> TEXT SEGMENT:
Thursday, December 18, 2014

Artist's creativity vs Audience expectation - T.M. Krishna

Art forms flourish based on the creativity of the artistes. If the creative endeavors of artistes are too closely trammeled, it could end up stultifying the art itself - since any creative endeavor needs an atmosphere that welcomes change to flourish. The obverse of this is the fact that art flourishes only when it communicates to a large audience for all art is, inherently, a mode of communication. People, though, are normally averse to change and, thus, any change attempted by the artiste is bound to face opposition.

Thus, any art flourishes as an exquisite balancing act - one that allows creative freedom to the artiste while simultaneously meeting audience expectations. This, in effect, means that the creative freedom of the artiste shall, by and large, lie in pushing the boundaries rather than in a wholesale redrawing of the boundaries. When the boundaries are sought to be redrawn, the endeavor is always fraught with tension and the risk of failure is high.

One of the foremost Carnatic musicians of the age - T.M. Krishna - is currently in the process of trying to redraw the boundaries of the way Carnatic music is performed on stage. His points relating to the attitude towards women vocalists and to the treatment of instruments like the Nadaswaram. Points well taken and needing some change.

My brush with T.M. Krishna's unorthodoxy, though, comes as a ignorant rasika of the oeuvre. I cannot really say that the freedom for the artiste to cut short a concert to half the scheduled time appealed to me. One does understand, and recognize, that an artiste may not always be inclined to practice his art. A painter or writer, for example, can take a break and get back to it when he feels he can give his best. When it comes to performances on stage, though, there is a problem. The least of audience expectations that a performer needs to meet is the time for which the performance is held. People do choose where they spend their time and, if you make them rue their choice by not meeting even a basic expectation, you are doing no service to the art. This, in his defense, I need to say happened last year.

T.M. Krishna has gained an reputation for setting the entire concert procedure on its head. The regular expectations of how the concert would start, when the smaller length Kritis would be sung, when and how the Ragam-Tanam-Pallavi would be sung and what would be sung to tail off the concert - nothing is predictable in a Krishna concert these days. The one thing that seems almost certain these days is that he will NOT adhere to the regular modus operandi. But for that, the theme seems to be to expect the unexpected.

Creation changes and evolves by someone breaking the tradition. The current modus operandi was also an innovation in its time and, probably, much reviled then. The changes now being wrought by T.M. Krishna could well be the harbinger of another change. The only problem is that any audience needs SOMETHING to expect. It may not be the existing modus operandi but there needs to be a Krishna modus operandi, at least. There is no point in saying that the audience need have no expectation but to hear good music - what constitutes good music OR a good concert is always a matter of taste.

Creativity is not merely an exhibition of chaos. It is judicious use of chaos to upset and improve the existing order. If there is no order that the audience can pin itself to, then the change that Krishna brings shall work only for a genius like Krishna but will fail in the intent of bringing any lasting change to the Carnatic landscape. It is only when other and, dare I say, lesser musicians are also able to do what Krishna does, and still attract an audience, can the change become lasting.

> WRITTEN EXERCISE 1: In the essay about T.M. Krishna's concerts, what does the writer call the least of the audience's expectations that a performer needs to meet?
> WRITTEN EXERCISE 2: Show every line of the rows that contains the string "selling". Case counts.
The rows that follow have no connection to the essay.

> INFORMATION PROVIDED:

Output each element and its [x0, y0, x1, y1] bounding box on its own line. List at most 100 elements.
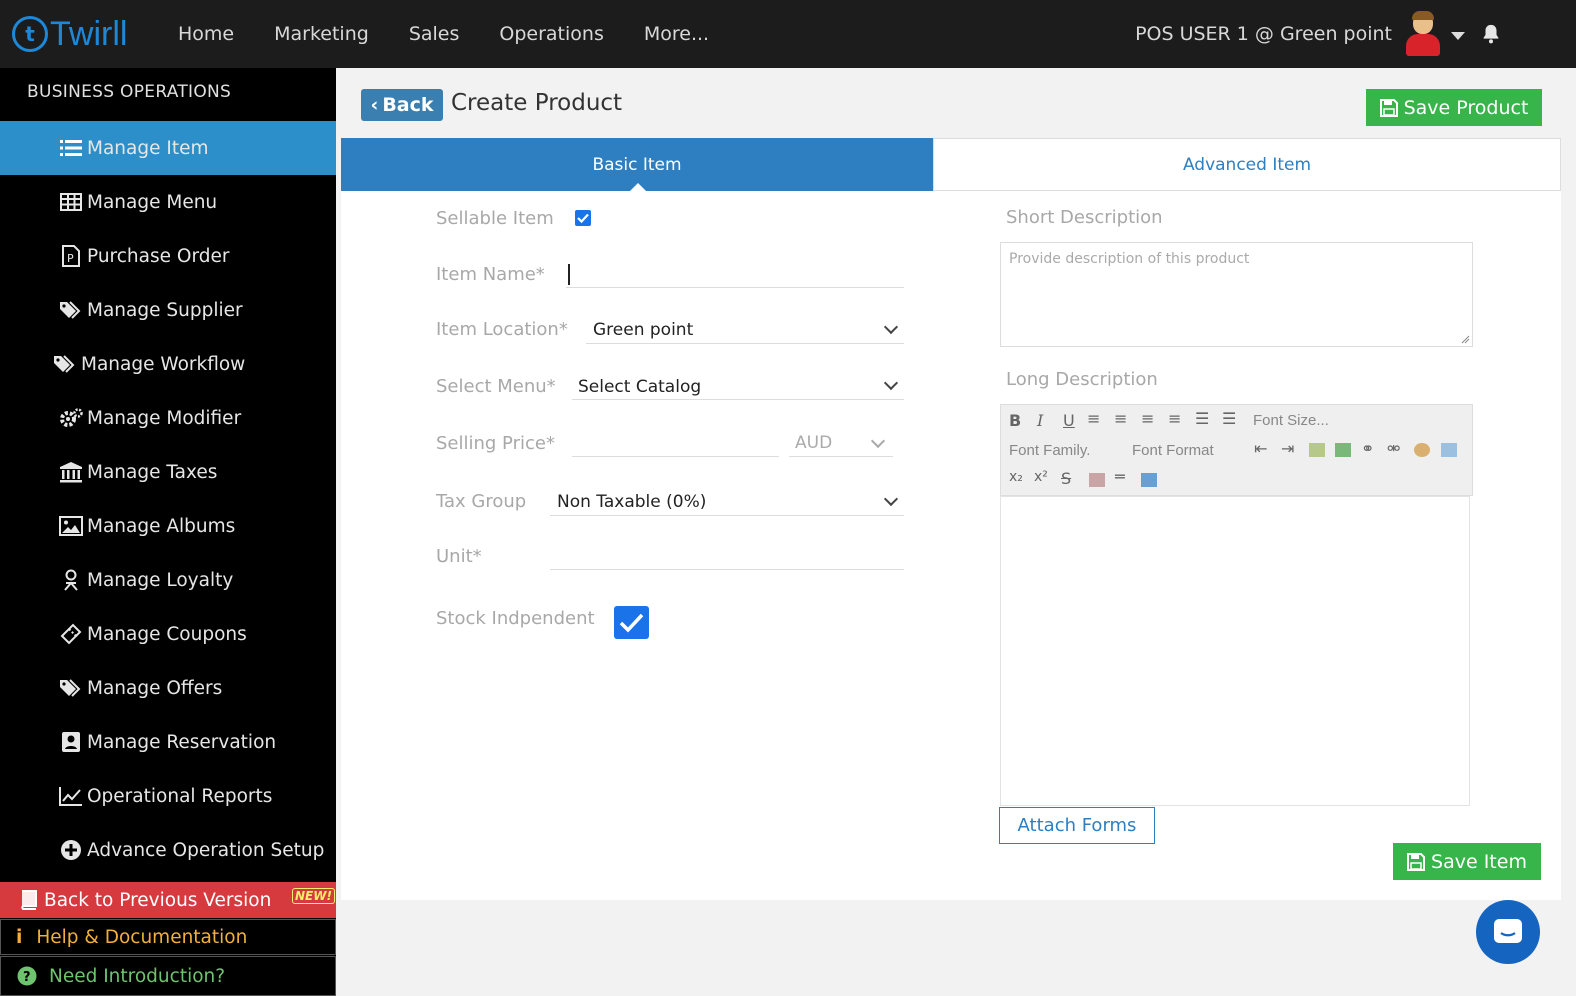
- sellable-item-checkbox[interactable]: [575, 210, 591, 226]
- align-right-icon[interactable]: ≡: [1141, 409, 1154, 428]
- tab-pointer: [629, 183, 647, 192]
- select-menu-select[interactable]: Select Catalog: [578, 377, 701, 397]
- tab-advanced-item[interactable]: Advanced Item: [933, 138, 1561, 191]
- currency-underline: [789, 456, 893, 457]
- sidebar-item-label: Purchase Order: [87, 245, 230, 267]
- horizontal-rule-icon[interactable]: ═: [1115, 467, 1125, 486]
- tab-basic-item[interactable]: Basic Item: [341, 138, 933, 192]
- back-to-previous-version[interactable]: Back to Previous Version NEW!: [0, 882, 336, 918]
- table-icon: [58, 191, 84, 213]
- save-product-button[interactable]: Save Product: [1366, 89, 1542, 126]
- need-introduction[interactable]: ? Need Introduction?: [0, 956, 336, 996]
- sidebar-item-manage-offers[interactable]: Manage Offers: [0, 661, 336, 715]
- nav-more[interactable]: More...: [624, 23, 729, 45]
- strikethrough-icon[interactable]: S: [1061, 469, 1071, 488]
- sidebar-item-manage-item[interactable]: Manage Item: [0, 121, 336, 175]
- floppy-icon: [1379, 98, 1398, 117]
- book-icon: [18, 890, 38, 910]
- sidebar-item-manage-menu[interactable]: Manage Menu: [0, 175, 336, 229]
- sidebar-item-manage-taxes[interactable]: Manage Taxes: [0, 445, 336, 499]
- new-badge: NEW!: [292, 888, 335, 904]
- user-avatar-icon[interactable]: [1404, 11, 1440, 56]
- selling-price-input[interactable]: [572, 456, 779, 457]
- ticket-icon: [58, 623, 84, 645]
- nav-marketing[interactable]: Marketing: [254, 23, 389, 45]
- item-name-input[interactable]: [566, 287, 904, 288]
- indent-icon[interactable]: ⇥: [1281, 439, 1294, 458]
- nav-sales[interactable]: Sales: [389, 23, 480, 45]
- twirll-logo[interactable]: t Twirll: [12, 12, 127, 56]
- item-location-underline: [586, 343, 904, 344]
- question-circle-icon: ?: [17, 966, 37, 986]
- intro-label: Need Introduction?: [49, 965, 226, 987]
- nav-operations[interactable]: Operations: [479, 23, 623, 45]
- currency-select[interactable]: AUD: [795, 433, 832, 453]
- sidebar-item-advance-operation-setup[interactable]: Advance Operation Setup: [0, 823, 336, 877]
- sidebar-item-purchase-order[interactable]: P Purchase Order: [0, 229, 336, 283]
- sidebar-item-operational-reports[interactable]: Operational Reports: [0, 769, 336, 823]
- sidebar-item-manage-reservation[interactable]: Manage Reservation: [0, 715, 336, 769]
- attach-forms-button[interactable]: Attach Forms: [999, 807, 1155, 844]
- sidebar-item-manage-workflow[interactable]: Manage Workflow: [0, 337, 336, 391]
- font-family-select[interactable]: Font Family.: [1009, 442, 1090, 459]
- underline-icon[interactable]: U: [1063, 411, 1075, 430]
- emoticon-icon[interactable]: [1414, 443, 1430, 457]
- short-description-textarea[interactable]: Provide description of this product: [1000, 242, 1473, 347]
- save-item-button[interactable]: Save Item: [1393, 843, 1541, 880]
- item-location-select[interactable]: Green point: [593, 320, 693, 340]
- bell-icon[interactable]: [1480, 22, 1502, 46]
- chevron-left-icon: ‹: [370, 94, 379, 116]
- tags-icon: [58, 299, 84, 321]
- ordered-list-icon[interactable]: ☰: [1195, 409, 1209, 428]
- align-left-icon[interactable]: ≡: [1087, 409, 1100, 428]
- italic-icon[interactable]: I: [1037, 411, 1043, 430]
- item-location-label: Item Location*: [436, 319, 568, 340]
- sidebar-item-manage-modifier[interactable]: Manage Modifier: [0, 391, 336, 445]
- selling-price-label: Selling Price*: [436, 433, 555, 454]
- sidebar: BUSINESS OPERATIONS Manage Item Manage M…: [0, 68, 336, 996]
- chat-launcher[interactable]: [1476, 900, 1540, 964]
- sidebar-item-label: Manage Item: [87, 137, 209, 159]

> WORKED SOLUTION 1: The time for which the performance is held.

> WORKED SOLUTION 2:
- selling-price-input[interactable]: [572, 456, 779, 457]
- selling-price-label: Selling Price*: [436, 433, 555, 454]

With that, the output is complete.